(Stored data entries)
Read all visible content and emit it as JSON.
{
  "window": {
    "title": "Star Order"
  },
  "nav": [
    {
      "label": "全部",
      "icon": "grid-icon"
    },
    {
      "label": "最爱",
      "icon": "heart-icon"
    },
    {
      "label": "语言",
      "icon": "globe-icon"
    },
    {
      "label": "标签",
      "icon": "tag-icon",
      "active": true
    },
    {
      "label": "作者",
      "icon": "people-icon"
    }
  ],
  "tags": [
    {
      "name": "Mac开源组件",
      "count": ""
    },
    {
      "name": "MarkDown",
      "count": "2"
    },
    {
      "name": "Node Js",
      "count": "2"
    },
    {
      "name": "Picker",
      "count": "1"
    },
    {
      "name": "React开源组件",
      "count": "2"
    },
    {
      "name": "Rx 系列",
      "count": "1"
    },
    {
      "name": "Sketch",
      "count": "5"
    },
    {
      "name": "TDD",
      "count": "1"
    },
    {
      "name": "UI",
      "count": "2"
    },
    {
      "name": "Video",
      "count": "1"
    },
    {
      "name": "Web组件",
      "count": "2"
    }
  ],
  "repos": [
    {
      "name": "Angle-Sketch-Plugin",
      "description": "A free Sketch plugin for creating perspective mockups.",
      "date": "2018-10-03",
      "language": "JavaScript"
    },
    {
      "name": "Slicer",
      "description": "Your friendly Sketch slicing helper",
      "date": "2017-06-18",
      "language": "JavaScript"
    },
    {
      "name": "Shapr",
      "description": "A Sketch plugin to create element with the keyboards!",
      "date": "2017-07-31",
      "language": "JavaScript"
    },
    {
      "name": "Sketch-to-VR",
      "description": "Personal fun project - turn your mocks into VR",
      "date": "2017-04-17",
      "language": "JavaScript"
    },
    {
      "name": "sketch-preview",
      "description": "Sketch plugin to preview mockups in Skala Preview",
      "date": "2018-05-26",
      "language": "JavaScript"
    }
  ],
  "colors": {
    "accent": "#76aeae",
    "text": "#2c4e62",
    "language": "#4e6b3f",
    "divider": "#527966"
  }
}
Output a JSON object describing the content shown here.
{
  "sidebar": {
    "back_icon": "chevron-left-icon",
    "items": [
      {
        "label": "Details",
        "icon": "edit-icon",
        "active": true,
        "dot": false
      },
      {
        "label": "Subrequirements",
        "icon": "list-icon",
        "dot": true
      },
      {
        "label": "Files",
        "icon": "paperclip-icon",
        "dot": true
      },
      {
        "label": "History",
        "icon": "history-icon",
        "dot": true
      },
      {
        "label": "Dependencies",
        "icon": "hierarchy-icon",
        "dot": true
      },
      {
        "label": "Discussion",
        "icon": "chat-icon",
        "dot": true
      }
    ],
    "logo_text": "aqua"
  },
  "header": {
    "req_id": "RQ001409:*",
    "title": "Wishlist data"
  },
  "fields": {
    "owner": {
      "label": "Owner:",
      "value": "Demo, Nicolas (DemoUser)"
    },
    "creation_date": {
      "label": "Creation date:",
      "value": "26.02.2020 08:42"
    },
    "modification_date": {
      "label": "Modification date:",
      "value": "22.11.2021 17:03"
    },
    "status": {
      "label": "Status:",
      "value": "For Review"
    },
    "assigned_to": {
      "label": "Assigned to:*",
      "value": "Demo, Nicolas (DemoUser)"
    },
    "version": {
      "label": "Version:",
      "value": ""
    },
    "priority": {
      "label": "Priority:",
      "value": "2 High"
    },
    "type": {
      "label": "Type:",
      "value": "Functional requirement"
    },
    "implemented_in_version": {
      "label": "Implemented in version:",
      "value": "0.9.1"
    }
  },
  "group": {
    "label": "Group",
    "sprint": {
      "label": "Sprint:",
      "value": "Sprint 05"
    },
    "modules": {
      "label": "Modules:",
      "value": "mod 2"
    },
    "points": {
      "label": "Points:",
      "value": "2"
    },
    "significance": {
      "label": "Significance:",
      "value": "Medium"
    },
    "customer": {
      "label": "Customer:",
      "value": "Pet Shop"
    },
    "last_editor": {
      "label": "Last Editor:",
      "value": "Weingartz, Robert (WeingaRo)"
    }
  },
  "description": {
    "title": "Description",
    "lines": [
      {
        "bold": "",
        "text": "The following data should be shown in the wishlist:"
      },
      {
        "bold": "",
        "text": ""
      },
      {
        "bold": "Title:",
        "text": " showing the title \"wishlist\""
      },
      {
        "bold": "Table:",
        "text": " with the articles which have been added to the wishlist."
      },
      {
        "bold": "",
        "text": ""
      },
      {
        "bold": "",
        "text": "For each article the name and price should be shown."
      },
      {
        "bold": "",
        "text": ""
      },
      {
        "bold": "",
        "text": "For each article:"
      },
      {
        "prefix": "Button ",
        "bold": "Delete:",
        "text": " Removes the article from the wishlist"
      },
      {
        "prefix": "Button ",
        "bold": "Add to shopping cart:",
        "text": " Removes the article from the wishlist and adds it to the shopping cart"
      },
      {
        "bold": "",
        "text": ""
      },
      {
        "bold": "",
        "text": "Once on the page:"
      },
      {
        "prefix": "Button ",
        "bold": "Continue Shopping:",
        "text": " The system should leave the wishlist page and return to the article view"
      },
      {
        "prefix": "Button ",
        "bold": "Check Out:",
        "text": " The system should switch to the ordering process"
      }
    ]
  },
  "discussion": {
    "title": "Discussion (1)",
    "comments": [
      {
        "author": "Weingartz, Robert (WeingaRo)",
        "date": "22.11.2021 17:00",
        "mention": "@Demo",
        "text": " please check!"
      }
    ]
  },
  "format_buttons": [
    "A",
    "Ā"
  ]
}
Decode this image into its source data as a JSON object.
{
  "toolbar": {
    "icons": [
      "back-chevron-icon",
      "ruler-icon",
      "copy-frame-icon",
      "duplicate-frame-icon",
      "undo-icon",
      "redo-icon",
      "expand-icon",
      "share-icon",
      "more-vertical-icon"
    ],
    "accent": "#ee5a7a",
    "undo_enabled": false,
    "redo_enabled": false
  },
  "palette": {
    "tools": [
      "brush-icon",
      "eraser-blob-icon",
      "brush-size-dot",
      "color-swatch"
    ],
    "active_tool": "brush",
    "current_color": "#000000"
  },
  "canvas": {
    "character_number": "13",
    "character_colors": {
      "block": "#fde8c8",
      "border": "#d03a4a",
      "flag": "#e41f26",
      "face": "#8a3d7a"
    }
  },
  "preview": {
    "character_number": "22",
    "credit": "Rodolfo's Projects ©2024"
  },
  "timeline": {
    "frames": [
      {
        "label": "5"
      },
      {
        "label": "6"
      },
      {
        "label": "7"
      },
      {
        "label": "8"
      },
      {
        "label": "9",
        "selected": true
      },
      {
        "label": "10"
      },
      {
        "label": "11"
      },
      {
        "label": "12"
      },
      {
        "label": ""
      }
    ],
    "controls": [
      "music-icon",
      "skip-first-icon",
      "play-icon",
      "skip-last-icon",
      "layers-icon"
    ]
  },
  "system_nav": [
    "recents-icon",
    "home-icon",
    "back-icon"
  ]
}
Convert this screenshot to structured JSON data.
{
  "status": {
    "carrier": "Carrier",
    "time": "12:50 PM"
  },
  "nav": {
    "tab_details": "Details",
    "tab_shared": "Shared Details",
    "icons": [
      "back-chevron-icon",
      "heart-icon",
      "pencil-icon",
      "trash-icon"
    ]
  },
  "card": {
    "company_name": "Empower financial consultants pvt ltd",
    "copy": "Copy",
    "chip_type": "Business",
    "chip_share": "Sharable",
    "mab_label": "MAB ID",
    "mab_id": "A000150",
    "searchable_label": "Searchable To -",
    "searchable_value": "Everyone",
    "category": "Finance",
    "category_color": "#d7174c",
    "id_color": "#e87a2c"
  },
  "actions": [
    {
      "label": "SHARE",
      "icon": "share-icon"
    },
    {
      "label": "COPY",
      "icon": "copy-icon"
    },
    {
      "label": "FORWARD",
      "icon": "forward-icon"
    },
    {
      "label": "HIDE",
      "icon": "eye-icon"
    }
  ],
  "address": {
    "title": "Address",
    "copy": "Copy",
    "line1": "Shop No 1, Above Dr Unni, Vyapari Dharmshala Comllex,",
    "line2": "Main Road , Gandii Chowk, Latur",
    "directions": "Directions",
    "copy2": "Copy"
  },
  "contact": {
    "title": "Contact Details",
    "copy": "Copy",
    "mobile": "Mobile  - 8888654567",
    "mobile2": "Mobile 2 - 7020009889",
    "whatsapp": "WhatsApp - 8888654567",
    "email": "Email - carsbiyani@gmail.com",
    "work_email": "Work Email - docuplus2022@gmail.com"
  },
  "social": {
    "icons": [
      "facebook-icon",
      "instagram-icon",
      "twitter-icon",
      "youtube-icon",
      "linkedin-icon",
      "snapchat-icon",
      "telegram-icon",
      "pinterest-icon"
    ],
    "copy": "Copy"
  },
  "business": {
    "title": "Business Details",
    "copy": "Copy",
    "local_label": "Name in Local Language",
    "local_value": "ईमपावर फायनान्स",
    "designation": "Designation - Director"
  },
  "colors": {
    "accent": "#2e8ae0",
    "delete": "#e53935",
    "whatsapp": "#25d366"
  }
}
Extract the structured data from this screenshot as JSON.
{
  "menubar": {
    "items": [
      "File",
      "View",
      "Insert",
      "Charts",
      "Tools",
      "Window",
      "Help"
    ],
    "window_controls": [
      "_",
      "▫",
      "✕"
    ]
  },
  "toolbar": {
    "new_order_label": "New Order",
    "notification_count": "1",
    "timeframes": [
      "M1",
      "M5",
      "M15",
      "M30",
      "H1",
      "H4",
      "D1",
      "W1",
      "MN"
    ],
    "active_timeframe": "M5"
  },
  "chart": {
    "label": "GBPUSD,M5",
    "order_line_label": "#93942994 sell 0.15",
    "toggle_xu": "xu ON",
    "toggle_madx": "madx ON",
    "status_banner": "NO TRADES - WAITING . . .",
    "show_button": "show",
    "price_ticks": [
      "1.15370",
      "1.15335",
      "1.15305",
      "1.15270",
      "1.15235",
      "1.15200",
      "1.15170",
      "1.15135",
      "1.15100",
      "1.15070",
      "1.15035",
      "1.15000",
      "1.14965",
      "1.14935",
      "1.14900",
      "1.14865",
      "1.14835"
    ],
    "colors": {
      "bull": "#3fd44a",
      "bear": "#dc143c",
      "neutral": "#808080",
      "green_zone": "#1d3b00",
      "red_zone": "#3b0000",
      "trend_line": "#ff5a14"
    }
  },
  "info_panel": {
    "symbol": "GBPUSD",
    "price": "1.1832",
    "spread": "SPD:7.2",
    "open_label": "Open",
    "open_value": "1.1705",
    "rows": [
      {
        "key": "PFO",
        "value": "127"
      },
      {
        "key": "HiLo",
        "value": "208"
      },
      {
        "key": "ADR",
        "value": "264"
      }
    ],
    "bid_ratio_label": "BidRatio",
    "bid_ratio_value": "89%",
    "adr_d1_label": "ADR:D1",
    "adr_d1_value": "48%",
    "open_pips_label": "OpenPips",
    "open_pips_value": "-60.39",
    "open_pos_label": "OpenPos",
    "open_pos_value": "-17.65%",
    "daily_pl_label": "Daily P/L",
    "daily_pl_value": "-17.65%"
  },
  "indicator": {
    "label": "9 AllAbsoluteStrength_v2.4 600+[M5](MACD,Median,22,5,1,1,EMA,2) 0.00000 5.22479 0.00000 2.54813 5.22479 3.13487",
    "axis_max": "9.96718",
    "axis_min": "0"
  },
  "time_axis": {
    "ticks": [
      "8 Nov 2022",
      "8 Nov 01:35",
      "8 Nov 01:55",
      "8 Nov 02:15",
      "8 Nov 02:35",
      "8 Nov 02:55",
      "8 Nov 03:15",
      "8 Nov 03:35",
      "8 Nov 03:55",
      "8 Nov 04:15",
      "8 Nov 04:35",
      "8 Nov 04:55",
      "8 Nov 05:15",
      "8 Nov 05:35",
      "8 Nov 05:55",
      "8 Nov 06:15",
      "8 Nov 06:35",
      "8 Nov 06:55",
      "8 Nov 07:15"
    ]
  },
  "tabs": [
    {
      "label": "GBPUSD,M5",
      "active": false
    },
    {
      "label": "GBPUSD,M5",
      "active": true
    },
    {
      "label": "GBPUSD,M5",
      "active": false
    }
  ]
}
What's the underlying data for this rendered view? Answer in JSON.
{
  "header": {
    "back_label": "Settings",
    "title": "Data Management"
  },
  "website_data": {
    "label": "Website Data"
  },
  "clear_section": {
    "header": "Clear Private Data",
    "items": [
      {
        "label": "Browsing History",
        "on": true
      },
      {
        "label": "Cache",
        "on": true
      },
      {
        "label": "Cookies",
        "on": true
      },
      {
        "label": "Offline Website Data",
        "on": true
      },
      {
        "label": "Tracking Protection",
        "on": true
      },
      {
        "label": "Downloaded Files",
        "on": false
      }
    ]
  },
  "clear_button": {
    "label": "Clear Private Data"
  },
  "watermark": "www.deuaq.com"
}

» **Directions for this task**
Collect from the data above every line that includes "JSON".

» **Output for this exercise**
Read all visible content and emit it as JSON.
Output a JSON object describing the content shown here.
Decode this image into its source data as a JSON object.
Convert this screenshot to structured JSON data.
Extract the structured data from this screenshot as JSON.
What's the underlying data for this rendered view? Answer in JSON.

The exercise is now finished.